Problem to solve: Copy out all the lines exactly. Omit pictures.

— BEGIN —

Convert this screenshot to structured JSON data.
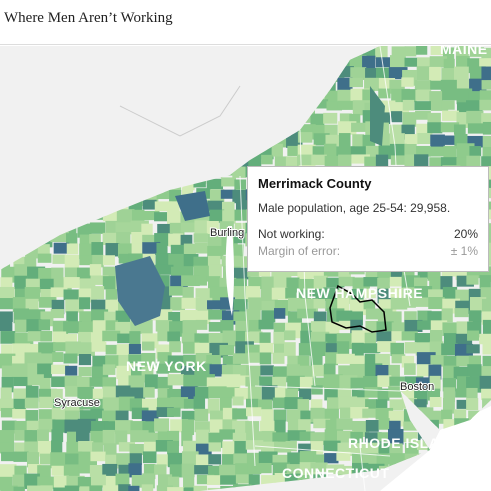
{
  "header": {
    "title": "Where Men Aren’t Working"
  },
  "map": {
    "labels": {
      "maine": "MAINE",
      "burlington": "Burling",
      "new_hampshire": "NEW HAMPSHIRE",
      "new_york": "NEW YORK",
      "syracuse": "Syracuse",
      "boston": "Boston",
      "rhode_island": "RHODE ISLAND",
      "connecticut": "CONNECTICUT"
    }
  },
  "tooltip": {
    "county": "Merrimack County",
    "population": "Male population, age 25-54: 29,958.",
    "not_working_label": "Not working:",
    "not_working_value": "20%",
    "margin_label": "Margin of error:",
    "margin_value": "± 1%"
  }
}
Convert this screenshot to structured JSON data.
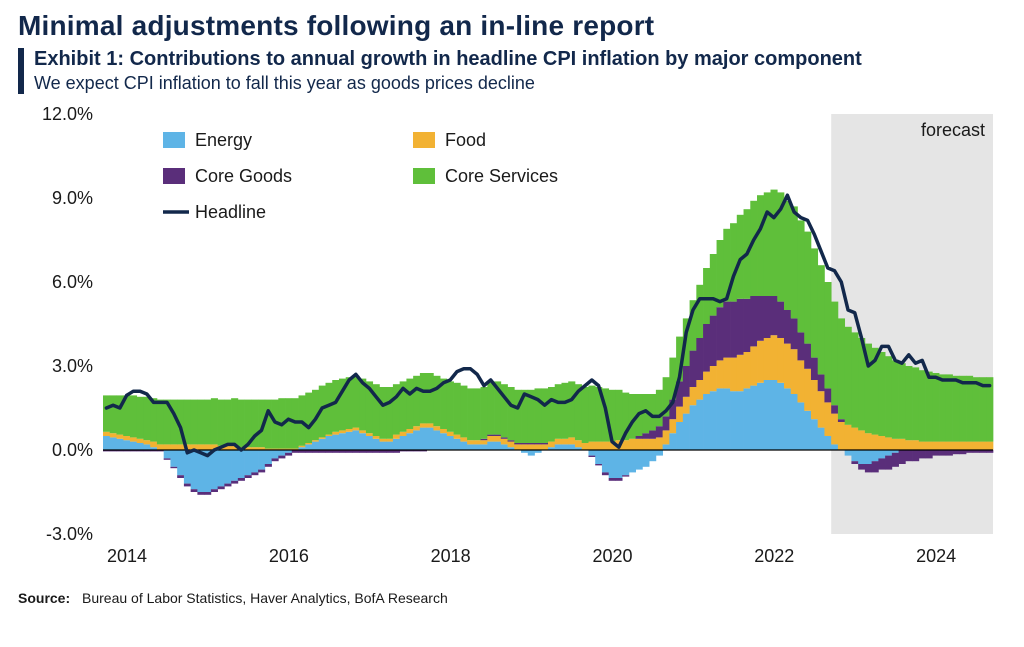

— END —

Task answer:
Convert this screenshot to structured JSON data.
{
  "header": {
    "title": "Where Men Aren’t Working"
  },
  "map": {
    "labels": {
      "maine": "MAINE",
      "burlington": "Burling",
      "new_hampshire": "NEW HAMPSHIRE",
      "new_york": "NEW YORK",
      "syracuse": "Syracuse",
      "boston": "Boston",
      "rhode_island": "RHODE ISLAND",
      "connecticut": "CONNECTICUT"
    }
  },
  "tooltip": {
    "county": "Merrimack County",
    "population": "Male population, age 25-54: 29,958.",
    "not_working_label": "Not working:",
    "not_working_value": "20%",
    "margin_label": "Margin of error:",
    "margin_value": "± 1%"
  }
}
Convert this screenshot to structured JSON data.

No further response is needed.